Penso comunque, e qui magari qualcuno mi puo' confermare, che al sud, e in particolare in Sicilia, sia ancora ben radicato.


----------



## gabrigabri

Secondo me è sbagliato dire che non si usa nella lingua parlata: basta sentire un sicialiano e un campano, oppure appunto un toscano. 
Infatti penso che gli stranieri dovrebbero imparare l'uso del passato remoto, anche solo per capire ciò che viene detto, e non saltarlo completamente perchè tanto viene usato solo nello scritto o raramente nel parlato.


----------



## daniele712

danalto said:


> Franci, io come ho già detto evito di usarlo, ma in questa serie si parla di fatti avvenuti molti anni prima, ecco perché sono _costretta _a ricorrervi.


Puoi anche dire  :
Il big bang da cui ha avuto origine l'universo si è verificato 13 miliardi di anni fa- Napoleone è nato nel 1769. In un libro (che acquisisce ovviamente un senso divulgativo) più facilmente troveresti big bang da cui ebbe origine l'universo( si verificò- ma anche si è verificato nel 1769) - Napoleone nacque nel 1769.

◆ DATI FORNITI ◆
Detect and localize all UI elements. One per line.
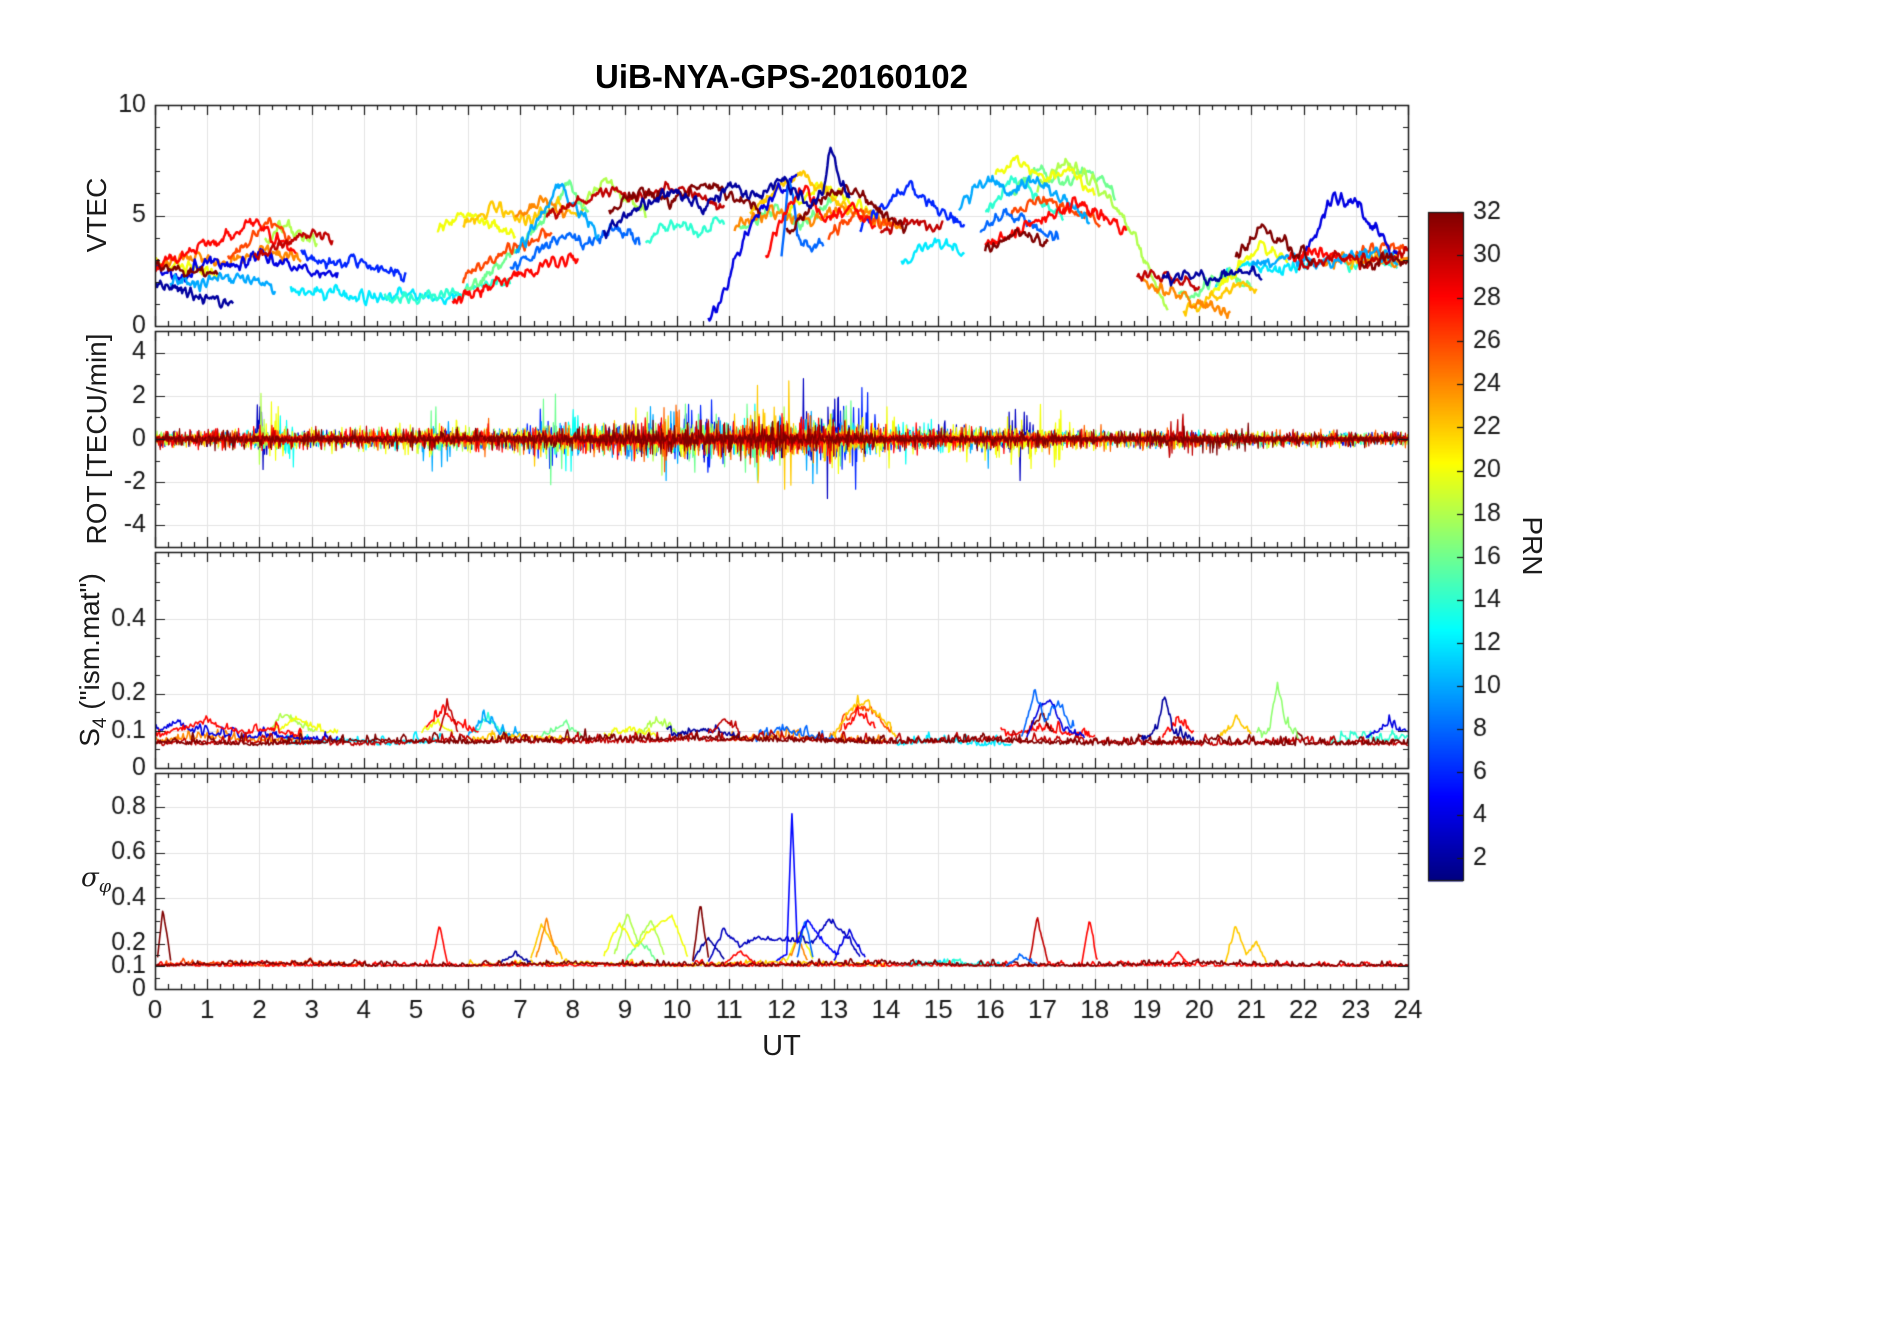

◆ CONSEGNE DELL'ESERCIZIO ◆
1 - Elenca tutte le forme verbali al passato remoto presenti nell'ultimo messaggio della discussione sul passato remoto.
2 - Per ciascuna affermazione indica se concorda con la discussione sul passato remoto. (a) Nel primo intervento si ipotizza che in Sicilia l'uso sia ancora ben radicato. (b) Nel messaggio citato di danalto si dice di usare spesso il passato remoto. (c) Secondo gabrigabri gli stranieri dovrebbero imparare l'uso del passato remoto.
3 - Prolunga la discussione sul passato remoto, riprendendo dopo l'ultima frase riportata.

◆ ELENCO DELLE RISPOSTE ◆
1 - ebbe; si verificò; nacque

2 -
(a) Sì: "in particolare in Sicilia, sia ancora ben radicato".
(b) No: "io come ho già detto evito di usarlo".
(c) Sì: "penso che gli stranieri dovrebbero imparare l'uso del passato remoto".

3 -
Insomma nelle conversazioni(sopratutto nel linguaggio scritto) è molto di più un eccezione l'uso del passato remoto di quanto lo sia l'uso del passato prossimo(compresi i casi in cui la logica farebbe preferire il primo).Anche se in alcuni contesti si fa ancora preferire il passato remoto come nell'esempio: "quella volta ebbi ragione(torto,fortuna,sfortuna)".


----------



## claudine2006

gabrigabri said:


> Secondo me è sbagliato dire che non si usa nella lingua parlata: basta sentire un siciliano e un campano, oppure appunto un toscano.
> Infatti penso che gli stranieri dovrebbero imparare l'uso del passato remoto, anche solo per capire ciò che viene detto, e non saltarlo completamente perchè tanto viene usato solo nello scritto o raramente nel parlato.


Sono perfettamente d'accordo con te. Non mi piaccono affatto questi tentativi di "appiattimento e semplificazione" della lingua italiana la cui bellezza è dovuta anche alla ricchezza delle sue costruzioni sintattiche e grammaticali.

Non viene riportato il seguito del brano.